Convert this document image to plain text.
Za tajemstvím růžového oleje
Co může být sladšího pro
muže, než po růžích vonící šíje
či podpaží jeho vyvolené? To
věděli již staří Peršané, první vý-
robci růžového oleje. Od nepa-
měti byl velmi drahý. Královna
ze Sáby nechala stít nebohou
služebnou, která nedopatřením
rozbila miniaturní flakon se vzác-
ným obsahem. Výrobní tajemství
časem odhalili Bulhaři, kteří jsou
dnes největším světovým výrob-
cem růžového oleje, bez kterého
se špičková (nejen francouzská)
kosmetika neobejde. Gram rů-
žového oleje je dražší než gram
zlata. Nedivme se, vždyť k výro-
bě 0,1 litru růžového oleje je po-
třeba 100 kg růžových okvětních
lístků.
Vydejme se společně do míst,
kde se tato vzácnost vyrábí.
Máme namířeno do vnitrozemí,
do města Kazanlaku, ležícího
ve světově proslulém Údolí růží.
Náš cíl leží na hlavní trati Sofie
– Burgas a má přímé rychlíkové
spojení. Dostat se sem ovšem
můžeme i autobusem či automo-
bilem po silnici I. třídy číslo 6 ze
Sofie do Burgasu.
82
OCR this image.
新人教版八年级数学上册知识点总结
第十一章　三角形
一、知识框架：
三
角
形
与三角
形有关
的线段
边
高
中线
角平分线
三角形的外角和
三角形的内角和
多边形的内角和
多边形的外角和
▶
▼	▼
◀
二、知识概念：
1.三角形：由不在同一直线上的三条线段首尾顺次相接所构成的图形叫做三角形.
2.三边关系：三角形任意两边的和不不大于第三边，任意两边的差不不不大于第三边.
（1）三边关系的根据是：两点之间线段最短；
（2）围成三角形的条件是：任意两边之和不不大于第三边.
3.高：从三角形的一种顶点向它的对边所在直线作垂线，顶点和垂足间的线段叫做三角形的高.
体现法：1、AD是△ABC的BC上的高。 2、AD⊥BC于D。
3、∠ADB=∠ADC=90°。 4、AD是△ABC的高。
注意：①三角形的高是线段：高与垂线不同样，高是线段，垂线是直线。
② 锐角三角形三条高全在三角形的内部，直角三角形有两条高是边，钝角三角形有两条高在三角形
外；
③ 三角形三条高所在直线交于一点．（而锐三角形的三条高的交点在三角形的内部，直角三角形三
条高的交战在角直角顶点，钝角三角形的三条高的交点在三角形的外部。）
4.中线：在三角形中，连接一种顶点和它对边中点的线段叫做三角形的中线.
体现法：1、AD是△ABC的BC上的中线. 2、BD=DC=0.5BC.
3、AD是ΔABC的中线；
+ + +
**Aim of the task**
Write every entry out again exactly.

**Answer**
Convert this document image to plain text.
Za tajemstvím růžového oleje
Co může být sladšího pro
muže, než po růžích vonící šíje
či podpaží jeho vyvolené? To
věděli již staří Peršané, první vý-
robci růžového oleje. Od nepa-
měti byl velmi drahý. Královna
ze Sáby nechala stít nebohou
služebnou, která nedopatřením
rozbila miniaturní flakon se vzác-
ným obsahem. Výrobní tajemství
časem odhalili Bulhaři, kteří jsou
dnes největším světovým výrob-
cem růžového oleje, bez kterého
se špičková (nejen francouzská)
kosmetika neobejde. Gram rů-
žového oleje je dražší než gram
zlata. Nedivme se, vždyť k výro-
bě 0,1 litru růžového oleje je po-
třeba 100 kg růžových okvětních
lístků.
Vydejme se společně do míst,
kde se tato vzácnost vyrábí.
Máme namířeno do vnitrozemí,
do města Kazanlaku, ležícího
ve světově proslulém Údolí růží.
Náš cíl leží na hlavní trati Sofie
– Burgas a má přímé rychlíkové
spojení. Dostat se sem ovšem
můžeme i autobusem či automo-
bilem po silnici I. třídy číslo 6 ze
Sofie do Burgasu.
82
OCR this image.
新人教版八年级数学上册知识点总结
第十一章　三角形
一、知识框架：
三
角
形
与三角
形有关
的线段
边
高
中线
角平分线
三角形的外角和
三角形的内角和
多边形的内角和
多边形的外角和
▶
▼	▼
◀
二、知识概念：
1.三角形：由不在同一直线上的三条线段首尾顺次相接所构成的图形叫做三角形.
2.三边关系：三角形任意两边的和不不大于第三边，任意两边的差不不不大于第三边.
（1）三边关系的根据是：两点之间线段最短；
（2）围成三角形的条件是：任意两边之和不不大于第三边.
3.高：从三角形的一种顶点向它的对边所在直线作垂线，顶点和垂足间的线段叫做三角形的高.
体现法：1、AD是△ABC的BC上的高。 2、AD⊥BC于D。
3、∠ADB=∠ADC=90°。 4、AD是△ABC的高。
注意：①三角形的高是线段：高与垂线不同样，高是线段，垂线是直线。
② 锐角三角形三条高全在三角形的内部，直角三角形有两条高是边，钝角三角形有两条高在三角形
外；
③ 三角形三条高所在直线交于一点．（而锐三角形的三条高的交点在三角形的内部，直角三角形三
条高的交战在角直角顶点，钝角三角形的三条高的交点在三角形的外部。）
4.中线：在三角形中，连接一种顶点和它对边中点的线段叫做三角形的中线.
体现法：1、AD是△ABC的BC上的中线. 2、BD=DC=0.5BC.
3、AD是ΔABC的中线；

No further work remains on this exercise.